→ Текст для чтения:
..............................

Поскольку сакральное иерархично, оно должно рассматриваться в комплексе своих проявлений, в основе которых лежит особый опыт (см. «Сакральное, мистическое и магическое») восприятия воли сакрального – то, что у Отто названо нуминозным. Далее следует трансформация этого опыта в социальных символических актах (см. «Сакральное и сакрализованное»), приводящие к объективации воли сакрального в определенных объектах, субъектах и действиях (см. «Сакральное и сакрализованное»; «Человек священнодействующий»). Как пишет Патрик Труссон, «прежде чем стать предметом анализа современных человеческих наук, сакральное соответствует совокупности индивидуального и коллективного поведения, относящемуся к самым далеким временам человечества. Этому поведению соответствуют три уровня: психический индивидуальный опыт; воплощение этого опыта в виде символических структур и, наконец, культурные функции сакрального, т. е. коллективный и коммунитарный аспект. Когда мы говорим о сакральном, в голову приходит вопрос о его происхождении, о том какой облик оно может принимать. Прежде всего, можно утверждать, что если сакральное выражается в культурном плане в виде мифов и обрядов, что в более позднее время уступило место внешней передачи языка и обычаев, то оно также всегда требует изначального внутреннего состояния»11. О том, какой облик может принимать сакральное, мы и поговорим в этой книге.

..............................

→ Исходные записи:
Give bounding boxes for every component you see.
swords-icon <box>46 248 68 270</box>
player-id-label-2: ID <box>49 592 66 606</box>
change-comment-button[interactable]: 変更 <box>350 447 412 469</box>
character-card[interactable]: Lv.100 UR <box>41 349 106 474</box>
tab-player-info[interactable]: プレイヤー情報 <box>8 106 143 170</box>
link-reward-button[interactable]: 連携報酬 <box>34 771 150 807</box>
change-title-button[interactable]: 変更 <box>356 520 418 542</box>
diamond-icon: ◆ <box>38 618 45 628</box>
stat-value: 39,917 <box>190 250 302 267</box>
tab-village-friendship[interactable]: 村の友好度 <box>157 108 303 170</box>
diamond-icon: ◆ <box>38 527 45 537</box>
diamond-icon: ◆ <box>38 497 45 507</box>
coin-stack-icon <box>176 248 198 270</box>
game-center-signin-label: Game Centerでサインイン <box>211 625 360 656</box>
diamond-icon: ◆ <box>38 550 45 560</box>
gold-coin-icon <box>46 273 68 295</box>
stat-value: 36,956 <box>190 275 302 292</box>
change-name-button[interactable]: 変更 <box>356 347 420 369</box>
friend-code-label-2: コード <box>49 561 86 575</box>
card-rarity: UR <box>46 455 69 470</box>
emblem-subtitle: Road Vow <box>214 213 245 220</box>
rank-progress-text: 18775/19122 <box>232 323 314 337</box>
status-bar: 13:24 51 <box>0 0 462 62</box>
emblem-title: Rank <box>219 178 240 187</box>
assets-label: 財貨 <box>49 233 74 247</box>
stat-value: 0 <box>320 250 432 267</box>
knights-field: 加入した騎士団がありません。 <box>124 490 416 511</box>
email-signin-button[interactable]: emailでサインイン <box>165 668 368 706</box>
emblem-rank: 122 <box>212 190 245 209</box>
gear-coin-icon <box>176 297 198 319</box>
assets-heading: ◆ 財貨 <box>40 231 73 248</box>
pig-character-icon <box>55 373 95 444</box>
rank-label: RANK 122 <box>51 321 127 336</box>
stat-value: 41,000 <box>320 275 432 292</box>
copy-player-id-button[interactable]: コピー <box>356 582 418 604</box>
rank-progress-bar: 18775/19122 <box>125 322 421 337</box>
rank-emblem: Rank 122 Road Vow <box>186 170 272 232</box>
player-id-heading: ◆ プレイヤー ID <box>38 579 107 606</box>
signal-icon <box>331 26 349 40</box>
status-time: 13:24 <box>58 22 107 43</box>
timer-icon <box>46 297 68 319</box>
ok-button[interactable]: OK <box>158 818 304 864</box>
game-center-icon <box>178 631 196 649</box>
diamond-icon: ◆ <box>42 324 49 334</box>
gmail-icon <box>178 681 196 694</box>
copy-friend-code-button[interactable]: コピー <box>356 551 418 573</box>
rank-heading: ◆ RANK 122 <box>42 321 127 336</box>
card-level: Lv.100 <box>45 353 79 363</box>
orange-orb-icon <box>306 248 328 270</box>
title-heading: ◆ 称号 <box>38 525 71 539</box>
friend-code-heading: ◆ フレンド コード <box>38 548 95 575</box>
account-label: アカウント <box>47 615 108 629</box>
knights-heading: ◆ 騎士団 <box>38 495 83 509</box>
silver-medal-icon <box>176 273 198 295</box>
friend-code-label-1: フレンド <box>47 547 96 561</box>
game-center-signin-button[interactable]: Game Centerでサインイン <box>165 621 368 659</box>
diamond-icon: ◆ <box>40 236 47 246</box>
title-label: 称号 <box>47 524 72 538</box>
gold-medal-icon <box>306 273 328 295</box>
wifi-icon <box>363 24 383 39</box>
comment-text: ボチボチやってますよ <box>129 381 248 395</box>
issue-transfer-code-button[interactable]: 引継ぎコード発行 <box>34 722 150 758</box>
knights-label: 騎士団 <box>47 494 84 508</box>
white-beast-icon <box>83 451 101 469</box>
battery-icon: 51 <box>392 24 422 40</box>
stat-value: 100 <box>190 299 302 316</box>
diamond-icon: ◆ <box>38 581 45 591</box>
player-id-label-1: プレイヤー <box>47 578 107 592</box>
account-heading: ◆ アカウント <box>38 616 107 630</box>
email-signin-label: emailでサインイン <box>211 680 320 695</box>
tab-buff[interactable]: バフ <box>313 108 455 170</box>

..............................

→ Что сделать:
(a) Перечислите все уровни, которые, по словам Патрика Труссона, соответствуют поведению, связанному с сакральным, в тексте о сакральном.
(b) Оформите в виде таблицы Markdown со столбцами «№» и «Строка» строки записей от первой строки до строки, содержащей «rank-progress-text: 18775/19122 <box>232», включая обе. Пустые строки не включайте.

→ Результаты:
(a)
1. Психический индивидуальный опыт.
2. Воплощение этого опыта в виде символических структур.
3. Культурные функции сакрального, т. е. коллективный и коммунитарный аспект.

(b)
| № | Строка |
|---|---|
| 1 | Give bounding boxes for every component you see. |
| 2 | swords-icon <box>46 248 68 270</box> |
| 3 | player-id-label-2: ID <box>49 592 66 606</box> |
| 4 | change-comment-button[interactable]: 変更 <box>350 447 412 469</box> |
| 5 | character-card[interactable]: Lv.100 UR <box>41 349 106 474</box> |
| 6 | tab-player-info[interactable]: プレイヤー情報 <box>8 106 143 170</box> |
| 7 | link-reward-button[interactable]: 連携報酬 <box>34 771 150 807</box> |
| 8 | change-title-button[interactable]: 変更 <box>356 520 418 542</box> |
| 9 | diamond-icon: ◆ <box>38 618 45 628</box> |
| 10 | stat-value: 39,917 <box>190 250 302 267</box> |
| 11 | tab-village-friendship[interactable]: 村の友好度 <box>157 108 303 170</box> |
| 12 | diamond-icon: ◆ <box>38 527 45 537</box> |
| 13 | diamond-icon: ◆ <box>38 497 45 507</box> |
| 14 | coin-stack-icon <box>176 248 198 270</box> |
| 15 | game-center-signin-label: Game Centerでサインイン <box>211 625 360 656</box> |
| 16 | diamond-icon: ◆ <box>38 550 45 560</box> |
| 17 | gold-coin-icon <box>46 273 68 295</box> |
| 18 | stat-value: 36,956 <box>190 275 302 292</box> |
| 19 | change-name-button[interactable]: 変更 <box>356 347 420 369</box> |
| 20 | friend-code-label-2: コード <box>49 561 86 575</box> |
| 21 | card-rarity: UR <box>46 455 69 470</box> |
| 22 | emblem-subtitle: Road Vow <box>214 213 245 220</box> |
| 23 | rank-progress-text: 18775/19122 <box>232 323 314 337</box> |